(Collected data entries)
--------------------------------------------------
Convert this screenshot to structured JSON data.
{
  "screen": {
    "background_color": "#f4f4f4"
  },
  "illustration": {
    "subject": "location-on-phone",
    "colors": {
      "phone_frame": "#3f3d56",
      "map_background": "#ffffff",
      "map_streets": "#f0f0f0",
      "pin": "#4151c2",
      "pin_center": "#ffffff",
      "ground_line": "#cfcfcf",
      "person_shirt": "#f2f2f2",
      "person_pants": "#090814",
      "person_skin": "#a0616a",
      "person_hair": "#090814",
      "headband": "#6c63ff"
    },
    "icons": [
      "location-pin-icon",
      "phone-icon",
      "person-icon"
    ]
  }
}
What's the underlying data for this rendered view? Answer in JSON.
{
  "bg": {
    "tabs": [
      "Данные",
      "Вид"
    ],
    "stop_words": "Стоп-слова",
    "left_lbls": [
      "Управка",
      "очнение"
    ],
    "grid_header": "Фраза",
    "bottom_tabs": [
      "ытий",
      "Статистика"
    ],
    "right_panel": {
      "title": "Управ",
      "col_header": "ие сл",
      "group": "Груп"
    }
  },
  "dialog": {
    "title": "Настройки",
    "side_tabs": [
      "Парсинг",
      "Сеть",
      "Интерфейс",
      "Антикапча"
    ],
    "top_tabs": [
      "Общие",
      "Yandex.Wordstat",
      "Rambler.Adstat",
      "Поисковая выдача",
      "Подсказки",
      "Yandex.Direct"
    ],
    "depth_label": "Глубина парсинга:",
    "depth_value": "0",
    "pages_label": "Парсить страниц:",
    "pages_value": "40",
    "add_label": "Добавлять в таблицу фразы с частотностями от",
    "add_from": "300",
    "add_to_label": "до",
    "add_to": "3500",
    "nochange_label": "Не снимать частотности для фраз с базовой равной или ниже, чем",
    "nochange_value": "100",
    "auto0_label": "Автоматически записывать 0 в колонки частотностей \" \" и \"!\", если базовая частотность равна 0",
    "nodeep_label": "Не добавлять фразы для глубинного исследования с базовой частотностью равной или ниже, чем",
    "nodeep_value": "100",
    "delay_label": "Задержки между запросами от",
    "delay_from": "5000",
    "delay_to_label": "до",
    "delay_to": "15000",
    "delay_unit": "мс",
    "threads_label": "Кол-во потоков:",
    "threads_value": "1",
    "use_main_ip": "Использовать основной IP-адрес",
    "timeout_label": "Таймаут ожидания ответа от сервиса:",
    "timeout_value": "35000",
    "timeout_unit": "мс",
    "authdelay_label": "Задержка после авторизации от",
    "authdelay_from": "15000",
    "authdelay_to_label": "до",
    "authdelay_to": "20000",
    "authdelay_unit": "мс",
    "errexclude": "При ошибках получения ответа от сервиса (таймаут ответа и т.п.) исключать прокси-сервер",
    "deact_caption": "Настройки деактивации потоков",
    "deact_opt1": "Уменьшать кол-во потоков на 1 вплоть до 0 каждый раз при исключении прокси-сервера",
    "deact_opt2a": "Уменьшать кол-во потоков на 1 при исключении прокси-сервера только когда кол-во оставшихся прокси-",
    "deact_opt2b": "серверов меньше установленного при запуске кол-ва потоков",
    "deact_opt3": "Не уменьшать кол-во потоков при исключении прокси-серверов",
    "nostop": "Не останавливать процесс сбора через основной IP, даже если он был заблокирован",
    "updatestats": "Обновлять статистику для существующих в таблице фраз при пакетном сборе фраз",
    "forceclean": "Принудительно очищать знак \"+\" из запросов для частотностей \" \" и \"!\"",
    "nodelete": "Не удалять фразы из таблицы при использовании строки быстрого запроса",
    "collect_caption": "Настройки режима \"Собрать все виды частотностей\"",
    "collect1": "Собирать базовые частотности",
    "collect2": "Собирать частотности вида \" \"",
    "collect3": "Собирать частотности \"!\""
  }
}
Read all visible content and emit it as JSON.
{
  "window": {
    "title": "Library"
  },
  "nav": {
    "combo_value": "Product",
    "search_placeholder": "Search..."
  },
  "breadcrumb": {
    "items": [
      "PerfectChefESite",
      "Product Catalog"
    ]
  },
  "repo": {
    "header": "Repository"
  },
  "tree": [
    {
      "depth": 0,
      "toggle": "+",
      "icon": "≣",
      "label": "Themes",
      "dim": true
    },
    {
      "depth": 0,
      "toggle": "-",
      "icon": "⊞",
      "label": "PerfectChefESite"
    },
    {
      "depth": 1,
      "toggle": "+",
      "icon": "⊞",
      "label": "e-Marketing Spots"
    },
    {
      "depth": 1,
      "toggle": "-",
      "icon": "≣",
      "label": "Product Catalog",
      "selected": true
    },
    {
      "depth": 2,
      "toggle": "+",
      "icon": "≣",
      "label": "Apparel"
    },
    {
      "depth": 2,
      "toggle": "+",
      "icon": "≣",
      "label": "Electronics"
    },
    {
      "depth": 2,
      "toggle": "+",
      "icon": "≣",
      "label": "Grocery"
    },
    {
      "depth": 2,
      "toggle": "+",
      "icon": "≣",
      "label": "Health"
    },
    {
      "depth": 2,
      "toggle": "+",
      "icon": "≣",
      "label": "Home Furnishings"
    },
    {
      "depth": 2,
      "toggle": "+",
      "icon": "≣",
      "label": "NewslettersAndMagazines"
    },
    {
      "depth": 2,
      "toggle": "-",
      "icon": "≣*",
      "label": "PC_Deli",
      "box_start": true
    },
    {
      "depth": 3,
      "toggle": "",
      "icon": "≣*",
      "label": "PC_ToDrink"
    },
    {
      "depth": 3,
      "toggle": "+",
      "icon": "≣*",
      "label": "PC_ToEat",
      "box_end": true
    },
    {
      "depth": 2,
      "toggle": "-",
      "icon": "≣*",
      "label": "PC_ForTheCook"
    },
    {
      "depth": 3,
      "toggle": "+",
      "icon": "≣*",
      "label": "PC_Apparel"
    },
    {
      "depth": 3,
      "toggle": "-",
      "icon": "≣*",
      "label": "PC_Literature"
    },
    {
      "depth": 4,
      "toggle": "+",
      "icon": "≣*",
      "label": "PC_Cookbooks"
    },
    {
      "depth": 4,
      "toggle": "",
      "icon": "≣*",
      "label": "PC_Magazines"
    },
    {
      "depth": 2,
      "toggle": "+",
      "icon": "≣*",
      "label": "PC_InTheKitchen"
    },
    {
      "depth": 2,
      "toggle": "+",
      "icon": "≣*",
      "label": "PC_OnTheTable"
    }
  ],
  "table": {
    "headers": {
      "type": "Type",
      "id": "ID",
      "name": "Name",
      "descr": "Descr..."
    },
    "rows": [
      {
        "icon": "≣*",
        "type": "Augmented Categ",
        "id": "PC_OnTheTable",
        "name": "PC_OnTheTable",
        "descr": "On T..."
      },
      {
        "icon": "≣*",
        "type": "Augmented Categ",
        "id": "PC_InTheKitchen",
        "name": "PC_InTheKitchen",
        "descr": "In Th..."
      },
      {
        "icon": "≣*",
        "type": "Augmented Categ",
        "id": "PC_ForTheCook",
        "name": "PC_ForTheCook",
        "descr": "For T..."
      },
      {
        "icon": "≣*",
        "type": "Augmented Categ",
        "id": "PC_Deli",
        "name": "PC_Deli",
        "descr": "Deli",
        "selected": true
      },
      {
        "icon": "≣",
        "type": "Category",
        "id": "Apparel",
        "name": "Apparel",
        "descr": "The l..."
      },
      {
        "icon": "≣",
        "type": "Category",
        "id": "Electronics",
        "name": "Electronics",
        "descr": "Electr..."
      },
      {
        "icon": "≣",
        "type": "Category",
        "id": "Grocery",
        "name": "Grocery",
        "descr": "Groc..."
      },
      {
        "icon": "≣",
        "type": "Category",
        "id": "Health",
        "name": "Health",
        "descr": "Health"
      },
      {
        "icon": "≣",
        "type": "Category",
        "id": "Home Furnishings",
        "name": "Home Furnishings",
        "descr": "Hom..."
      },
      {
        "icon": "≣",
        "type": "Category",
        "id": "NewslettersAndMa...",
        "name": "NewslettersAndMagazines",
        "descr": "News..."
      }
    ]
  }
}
--------------------------------------------------
How many lines in the records hold the string "потоков"? Reply with the number alone.

Solution — 6